▸ Exercise
Look through the data below. Collect every line where the word "Montsec" occurs.

▸ Data provided
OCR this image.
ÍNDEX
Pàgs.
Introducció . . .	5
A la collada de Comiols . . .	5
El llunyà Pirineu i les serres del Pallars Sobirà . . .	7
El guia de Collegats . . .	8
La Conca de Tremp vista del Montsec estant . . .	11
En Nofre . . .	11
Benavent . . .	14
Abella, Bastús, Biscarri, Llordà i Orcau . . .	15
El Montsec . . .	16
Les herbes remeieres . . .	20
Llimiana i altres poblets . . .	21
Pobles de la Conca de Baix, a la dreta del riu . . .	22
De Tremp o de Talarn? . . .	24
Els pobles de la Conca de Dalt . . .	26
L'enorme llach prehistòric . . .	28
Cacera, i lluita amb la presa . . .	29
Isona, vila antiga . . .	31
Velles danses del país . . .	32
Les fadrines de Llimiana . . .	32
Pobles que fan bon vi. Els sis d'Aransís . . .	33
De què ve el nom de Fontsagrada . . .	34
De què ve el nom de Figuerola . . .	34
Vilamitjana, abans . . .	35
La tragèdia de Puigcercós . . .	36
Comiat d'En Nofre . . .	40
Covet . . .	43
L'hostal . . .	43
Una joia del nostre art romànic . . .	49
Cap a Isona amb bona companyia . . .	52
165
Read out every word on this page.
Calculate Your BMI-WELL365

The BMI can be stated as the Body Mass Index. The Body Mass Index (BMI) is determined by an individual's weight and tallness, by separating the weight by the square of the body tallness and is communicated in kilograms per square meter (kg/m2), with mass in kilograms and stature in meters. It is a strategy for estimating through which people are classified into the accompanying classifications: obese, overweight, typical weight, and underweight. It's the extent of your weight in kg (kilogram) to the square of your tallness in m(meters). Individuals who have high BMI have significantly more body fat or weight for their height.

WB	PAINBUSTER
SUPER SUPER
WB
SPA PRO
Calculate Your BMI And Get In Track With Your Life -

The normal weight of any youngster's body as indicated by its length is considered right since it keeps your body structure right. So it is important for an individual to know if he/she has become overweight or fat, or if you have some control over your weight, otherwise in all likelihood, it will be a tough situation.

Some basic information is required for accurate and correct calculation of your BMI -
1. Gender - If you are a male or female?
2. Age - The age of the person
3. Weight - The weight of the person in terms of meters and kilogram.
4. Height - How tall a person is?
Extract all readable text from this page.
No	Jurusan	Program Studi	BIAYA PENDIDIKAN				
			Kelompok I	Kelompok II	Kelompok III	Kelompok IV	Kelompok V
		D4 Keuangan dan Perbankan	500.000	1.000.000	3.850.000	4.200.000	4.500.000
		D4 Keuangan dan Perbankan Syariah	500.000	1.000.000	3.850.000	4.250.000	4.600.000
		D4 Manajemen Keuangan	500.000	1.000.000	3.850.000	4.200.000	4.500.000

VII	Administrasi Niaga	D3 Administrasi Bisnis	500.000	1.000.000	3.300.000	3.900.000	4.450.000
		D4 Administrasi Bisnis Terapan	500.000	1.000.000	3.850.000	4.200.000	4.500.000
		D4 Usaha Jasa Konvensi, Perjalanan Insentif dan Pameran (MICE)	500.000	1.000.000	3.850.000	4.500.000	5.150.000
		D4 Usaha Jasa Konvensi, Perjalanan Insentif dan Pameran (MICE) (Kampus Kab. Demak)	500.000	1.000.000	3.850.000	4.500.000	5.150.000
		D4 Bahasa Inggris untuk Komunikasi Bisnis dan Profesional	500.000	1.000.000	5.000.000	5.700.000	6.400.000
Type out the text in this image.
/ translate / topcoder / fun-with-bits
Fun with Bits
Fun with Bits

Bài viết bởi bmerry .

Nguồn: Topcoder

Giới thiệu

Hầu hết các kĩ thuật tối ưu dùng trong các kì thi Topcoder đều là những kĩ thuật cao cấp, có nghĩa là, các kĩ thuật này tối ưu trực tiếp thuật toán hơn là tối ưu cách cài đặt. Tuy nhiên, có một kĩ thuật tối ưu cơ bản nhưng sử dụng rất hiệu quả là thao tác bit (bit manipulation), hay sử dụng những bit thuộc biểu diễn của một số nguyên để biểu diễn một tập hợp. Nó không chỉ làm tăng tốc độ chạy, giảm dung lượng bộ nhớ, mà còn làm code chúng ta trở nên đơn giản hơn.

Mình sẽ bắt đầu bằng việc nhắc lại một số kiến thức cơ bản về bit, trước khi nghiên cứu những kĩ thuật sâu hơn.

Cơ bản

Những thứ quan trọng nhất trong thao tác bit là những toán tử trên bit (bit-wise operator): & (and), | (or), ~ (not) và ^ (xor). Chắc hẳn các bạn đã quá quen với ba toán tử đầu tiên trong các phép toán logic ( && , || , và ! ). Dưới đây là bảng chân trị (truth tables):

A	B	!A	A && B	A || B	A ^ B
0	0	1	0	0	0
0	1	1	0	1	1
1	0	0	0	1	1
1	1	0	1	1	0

▸ The solution
La Conca de Tremp vista del Montsec estant . . .	11
El Montsec . . .	16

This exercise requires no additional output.